Exercise objective → Copy out the lines that have "circle" in them.

Data to use →

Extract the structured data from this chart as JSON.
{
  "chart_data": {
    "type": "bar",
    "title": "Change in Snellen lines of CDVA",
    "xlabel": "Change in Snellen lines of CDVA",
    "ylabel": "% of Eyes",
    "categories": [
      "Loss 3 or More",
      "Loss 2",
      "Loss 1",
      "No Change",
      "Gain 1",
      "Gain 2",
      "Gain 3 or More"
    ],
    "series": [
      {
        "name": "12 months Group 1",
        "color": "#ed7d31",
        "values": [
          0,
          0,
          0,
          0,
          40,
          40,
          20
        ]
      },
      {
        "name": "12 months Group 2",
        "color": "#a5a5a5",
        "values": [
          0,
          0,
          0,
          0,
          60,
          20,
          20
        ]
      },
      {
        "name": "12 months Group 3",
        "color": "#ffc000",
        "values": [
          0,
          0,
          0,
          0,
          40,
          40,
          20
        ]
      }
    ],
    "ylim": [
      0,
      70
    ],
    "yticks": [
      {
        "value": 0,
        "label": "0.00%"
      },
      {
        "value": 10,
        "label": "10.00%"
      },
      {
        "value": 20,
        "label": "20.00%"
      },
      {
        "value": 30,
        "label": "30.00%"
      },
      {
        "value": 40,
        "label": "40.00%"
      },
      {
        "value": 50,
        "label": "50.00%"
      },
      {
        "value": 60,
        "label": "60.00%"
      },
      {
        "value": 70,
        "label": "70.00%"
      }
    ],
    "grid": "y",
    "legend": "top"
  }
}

==

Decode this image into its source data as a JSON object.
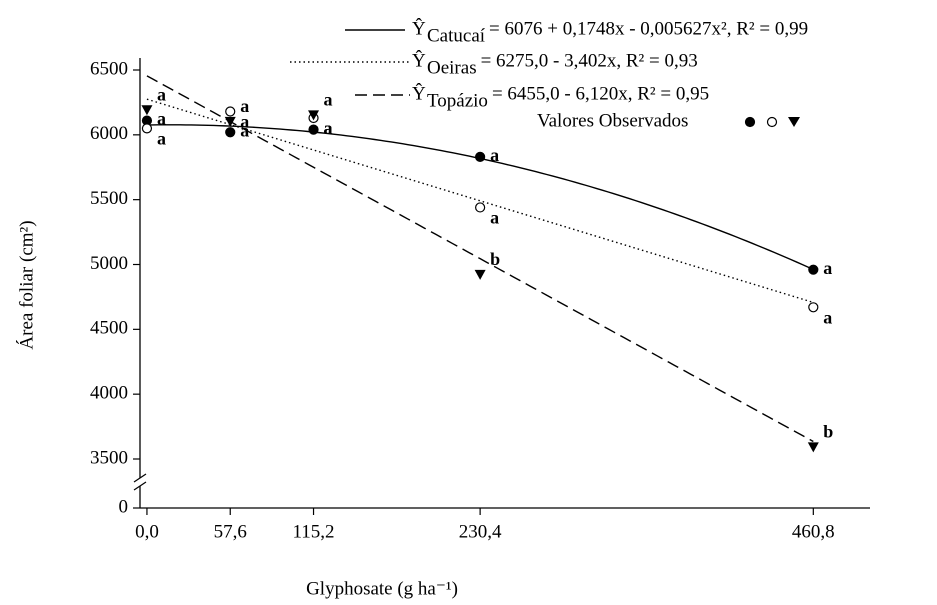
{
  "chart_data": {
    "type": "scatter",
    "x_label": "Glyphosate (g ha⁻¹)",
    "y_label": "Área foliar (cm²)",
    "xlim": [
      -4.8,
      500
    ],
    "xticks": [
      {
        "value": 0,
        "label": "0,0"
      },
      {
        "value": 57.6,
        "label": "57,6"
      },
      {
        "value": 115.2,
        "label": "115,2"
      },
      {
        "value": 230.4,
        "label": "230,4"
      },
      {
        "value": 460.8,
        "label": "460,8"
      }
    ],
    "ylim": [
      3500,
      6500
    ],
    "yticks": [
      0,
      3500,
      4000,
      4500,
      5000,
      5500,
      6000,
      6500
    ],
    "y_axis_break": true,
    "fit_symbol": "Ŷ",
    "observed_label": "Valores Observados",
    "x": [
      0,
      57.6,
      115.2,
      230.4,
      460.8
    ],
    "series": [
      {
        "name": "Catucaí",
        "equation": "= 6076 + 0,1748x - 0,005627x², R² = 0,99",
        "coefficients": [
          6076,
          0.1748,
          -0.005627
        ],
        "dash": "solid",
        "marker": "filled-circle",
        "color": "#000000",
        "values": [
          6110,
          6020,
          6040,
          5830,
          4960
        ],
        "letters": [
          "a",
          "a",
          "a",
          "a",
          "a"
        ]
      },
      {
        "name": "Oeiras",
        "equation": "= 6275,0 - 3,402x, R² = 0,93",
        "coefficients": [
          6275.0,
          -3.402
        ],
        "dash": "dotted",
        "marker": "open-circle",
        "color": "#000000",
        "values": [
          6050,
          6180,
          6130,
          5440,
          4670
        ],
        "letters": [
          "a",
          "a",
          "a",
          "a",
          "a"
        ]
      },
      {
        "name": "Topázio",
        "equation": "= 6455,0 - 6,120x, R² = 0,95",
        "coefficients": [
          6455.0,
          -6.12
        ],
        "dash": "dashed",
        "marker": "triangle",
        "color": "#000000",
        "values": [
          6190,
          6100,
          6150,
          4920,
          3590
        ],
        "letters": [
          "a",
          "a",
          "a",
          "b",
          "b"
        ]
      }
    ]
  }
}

Task response →
        "marker": "filled-circle",
        "marker": "open-circle",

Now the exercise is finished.